# Task prompt:
Lines containing the word "name" are the ones to copy from the records below.

# Provided data:
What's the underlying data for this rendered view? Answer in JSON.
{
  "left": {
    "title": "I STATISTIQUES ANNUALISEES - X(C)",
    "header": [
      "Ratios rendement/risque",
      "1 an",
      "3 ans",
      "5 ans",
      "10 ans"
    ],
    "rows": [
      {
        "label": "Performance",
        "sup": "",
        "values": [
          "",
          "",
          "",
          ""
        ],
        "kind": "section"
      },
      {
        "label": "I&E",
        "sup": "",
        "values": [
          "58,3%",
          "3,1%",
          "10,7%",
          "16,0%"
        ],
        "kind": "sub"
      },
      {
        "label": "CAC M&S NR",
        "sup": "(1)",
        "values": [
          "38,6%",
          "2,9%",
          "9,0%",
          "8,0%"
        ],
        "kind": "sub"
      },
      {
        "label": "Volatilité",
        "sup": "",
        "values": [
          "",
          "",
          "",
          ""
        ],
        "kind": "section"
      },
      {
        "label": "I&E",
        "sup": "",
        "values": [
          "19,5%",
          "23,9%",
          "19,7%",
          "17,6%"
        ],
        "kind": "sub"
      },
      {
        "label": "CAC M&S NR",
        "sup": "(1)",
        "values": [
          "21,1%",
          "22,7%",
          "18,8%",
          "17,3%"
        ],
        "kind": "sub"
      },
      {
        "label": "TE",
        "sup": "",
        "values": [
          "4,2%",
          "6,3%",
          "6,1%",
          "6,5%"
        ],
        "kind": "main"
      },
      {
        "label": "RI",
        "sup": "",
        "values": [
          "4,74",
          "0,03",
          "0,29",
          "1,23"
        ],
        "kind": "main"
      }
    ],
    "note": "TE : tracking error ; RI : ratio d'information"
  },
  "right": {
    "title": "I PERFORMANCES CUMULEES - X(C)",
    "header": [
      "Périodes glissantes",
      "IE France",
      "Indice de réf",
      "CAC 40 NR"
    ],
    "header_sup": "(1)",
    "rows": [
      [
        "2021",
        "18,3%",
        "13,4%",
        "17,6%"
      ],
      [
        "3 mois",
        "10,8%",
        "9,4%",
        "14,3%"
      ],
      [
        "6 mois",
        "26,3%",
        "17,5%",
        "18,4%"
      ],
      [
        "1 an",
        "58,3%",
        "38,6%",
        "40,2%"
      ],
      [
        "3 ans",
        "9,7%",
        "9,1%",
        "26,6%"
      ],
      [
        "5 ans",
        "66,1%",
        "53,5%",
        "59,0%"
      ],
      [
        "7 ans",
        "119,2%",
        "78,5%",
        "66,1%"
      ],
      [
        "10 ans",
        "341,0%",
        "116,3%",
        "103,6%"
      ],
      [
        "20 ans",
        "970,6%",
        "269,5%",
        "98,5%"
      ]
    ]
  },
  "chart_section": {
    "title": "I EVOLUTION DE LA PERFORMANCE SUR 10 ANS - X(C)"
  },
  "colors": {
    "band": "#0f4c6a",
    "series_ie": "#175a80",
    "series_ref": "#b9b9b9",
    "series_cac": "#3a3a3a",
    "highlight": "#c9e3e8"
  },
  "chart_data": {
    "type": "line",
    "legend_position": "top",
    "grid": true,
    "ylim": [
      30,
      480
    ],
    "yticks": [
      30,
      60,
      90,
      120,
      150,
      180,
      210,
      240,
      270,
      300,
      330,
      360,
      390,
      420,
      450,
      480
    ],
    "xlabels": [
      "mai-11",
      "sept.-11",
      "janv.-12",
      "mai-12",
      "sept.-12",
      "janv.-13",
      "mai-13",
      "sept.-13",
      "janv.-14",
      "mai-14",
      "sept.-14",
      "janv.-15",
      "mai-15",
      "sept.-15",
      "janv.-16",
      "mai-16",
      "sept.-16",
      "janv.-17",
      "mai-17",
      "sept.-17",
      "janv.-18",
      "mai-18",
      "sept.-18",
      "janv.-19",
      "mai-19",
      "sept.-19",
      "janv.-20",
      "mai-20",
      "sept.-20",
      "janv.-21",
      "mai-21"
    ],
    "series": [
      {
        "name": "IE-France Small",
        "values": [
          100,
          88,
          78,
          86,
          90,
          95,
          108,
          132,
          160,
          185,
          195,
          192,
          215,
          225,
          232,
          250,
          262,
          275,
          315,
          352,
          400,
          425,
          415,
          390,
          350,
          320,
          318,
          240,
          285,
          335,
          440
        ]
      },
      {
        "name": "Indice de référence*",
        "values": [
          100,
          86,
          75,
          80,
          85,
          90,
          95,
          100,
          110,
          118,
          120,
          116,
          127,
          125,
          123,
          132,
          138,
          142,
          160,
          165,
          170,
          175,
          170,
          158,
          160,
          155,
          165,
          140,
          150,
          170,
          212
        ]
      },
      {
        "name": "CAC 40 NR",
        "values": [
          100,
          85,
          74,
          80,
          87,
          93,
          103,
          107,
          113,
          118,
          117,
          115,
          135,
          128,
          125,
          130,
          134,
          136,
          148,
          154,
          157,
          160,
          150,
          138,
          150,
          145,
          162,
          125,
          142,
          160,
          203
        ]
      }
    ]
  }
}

# Response to this task:
        "name": "IE-France Small",
        "name": "Indice de référence*",
        "name": "CAC 40 NR",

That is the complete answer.